◆ **LISTING**
[start]

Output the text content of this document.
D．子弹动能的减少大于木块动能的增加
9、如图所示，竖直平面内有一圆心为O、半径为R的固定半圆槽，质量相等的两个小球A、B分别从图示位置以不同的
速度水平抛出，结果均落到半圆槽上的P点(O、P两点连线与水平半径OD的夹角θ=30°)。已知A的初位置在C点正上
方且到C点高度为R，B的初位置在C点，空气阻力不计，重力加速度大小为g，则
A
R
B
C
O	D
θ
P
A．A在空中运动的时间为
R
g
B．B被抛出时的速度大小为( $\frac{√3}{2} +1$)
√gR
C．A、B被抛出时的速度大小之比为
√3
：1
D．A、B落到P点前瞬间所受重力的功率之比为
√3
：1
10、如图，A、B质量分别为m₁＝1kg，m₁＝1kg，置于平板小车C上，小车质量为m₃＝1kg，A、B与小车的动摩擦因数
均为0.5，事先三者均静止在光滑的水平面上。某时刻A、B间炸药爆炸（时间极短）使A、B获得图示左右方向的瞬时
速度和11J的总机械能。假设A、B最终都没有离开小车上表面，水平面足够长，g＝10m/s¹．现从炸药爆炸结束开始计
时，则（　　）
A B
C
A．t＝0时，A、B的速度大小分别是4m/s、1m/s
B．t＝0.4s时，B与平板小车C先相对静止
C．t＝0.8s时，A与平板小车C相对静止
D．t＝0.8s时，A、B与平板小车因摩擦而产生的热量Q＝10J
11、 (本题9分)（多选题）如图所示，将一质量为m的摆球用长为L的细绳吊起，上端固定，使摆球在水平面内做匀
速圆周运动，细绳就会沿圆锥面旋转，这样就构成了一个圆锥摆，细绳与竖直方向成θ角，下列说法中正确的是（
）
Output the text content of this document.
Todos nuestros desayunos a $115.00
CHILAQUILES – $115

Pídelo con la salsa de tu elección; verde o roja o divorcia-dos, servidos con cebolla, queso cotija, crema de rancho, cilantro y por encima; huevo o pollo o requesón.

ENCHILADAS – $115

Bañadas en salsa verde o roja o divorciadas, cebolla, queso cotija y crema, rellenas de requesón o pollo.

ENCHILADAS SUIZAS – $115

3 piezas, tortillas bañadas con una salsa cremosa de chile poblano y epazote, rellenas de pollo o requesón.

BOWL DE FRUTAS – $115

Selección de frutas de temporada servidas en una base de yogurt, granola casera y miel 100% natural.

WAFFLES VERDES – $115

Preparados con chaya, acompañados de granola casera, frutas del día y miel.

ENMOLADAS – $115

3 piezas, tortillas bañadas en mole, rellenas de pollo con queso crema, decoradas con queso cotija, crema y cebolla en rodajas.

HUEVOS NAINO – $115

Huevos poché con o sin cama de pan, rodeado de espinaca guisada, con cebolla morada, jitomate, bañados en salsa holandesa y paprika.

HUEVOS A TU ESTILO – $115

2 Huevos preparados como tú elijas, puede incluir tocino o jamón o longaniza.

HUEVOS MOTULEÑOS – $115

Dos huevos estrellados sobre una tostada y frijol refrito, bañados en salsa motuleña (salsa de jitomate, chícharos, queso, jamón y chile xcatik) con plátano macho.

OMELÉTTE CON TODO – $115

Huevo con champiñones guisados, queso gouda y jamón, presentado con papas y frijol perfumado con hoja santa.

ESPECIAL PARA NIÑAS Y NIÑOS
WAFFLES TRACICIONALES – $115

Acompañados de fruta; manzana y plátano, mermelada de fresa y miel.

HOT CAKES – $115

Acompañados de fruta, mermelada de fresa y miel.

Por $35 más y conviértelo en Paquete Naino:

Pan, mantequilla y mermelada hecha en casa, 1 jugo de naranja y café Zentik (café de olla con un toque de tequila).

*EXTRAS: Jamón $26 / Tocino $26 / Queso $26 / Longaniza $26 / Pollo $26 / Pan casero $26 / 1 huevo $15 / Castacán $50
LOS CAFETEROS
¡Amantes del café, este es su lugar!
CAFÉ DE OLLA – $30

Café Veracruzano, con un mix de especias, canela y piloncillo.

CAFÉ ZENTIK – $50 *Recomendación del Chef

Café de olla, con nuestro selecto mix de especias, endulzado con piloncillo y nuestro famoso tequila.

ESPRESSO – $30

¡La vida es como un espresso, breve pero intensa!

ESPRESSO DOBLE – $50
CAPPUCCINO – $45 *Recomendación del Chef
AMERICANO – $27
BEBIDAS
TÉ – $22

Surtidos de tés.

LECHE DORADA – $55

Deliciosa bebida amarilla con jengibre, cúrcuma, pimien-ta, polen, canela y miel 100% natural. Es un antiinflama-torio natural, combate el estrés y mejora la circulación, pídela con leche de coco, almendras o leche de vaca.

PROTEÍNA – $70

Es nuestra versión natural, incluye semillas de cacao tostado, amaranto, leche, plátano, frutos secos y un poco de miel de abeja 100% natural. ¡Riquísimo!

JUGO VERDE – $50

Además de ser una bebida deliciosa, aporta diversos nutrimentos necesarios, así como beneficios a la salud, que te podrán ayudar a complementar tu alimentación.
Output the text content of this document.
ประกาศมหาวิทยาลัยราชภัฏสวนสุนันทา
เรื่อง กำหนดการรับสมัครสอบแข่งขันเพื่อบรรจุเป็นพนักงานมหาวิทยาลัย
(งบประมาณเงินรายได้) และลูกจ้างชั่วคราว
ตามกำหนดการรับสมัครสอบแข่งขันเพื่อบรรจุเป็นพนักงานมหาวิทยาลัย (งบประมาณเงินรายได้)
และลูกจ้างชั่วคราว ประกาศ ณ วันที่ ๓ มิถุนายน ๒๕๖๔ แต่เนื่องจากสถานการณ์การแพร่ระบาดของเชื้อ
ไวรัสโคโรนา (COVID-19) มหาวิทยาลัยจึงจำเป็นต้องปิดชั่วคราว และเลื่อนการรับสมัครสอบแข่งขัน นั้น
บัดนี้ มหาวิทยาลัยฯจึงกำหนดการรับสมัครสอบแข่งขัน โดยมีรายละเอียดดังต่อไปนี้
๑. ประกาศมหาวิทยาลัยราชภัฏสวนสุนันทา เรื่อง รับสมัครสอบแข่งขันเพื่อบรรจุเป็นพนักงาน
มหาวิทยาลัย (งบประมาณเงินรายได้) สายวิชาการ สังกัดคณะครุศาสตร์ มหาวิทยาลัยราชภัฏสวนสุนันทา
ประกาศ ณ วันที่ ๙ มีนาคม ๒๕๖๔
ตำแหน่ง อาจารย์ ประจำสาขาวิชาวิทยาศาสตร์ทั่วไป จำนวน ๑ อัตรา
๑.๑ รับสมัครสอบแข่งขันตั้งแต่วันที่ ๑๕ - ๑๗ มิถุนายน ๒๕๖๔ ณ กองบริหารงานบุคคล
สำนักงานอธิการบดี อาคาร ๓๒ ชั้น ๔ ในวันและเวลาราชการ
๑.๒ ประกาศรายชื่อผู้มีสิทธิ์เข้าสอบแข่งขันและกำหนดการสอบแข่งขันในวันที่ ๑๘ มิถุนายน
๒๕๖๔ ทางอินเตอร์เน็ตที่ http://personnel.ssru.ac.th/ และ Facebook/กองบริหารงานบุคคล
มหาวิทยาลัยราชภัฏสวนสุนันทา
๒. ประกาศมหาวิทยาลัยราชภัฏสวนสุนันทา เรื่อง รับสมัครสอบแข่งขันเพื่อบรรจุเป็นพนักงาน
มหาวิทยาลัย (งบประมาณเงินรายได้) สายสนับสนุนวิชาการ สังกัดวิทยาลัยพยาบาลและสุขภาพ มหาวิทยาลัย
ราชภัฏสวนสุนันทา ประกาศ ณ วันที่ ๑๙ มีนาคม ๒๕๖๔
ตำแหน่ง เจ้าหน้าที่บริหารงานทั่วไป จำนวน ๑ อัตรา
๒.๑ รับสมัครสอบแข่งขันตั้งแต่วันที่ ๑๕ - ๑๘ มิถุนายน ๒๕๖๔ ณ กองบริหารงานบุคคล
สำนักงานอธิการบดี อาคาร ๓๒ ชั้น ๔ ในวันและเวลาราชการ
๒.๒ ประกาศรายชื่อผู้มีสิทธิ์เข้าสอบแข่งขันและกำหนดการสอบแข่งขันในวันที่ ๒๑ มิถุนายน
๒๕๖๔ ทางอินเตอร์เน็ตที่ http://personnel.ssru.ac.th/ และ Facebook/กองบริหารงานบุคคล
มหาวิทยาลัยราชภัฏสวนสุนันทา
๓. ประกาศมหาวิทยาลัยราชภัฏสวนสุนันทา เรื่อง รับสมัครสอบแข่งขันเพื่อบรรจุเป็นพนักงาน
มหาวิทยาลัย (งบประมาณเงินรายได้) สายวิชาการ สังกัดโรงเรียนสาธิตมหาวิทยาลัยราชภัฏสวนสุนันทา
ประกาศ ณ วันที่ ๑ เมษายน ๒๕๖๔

[end]

From the data above, copy each line that holds "tortillas".

3 piezas, tortillas bañadas con una salsa cremosa de chile poblano y epazote, rellenas de pollo o requesón.
3 piezas, tortillas bañadas en mole, rellenas de pollo con queso crema, decoradas con queso cotija, crema y cebolla en rodajas.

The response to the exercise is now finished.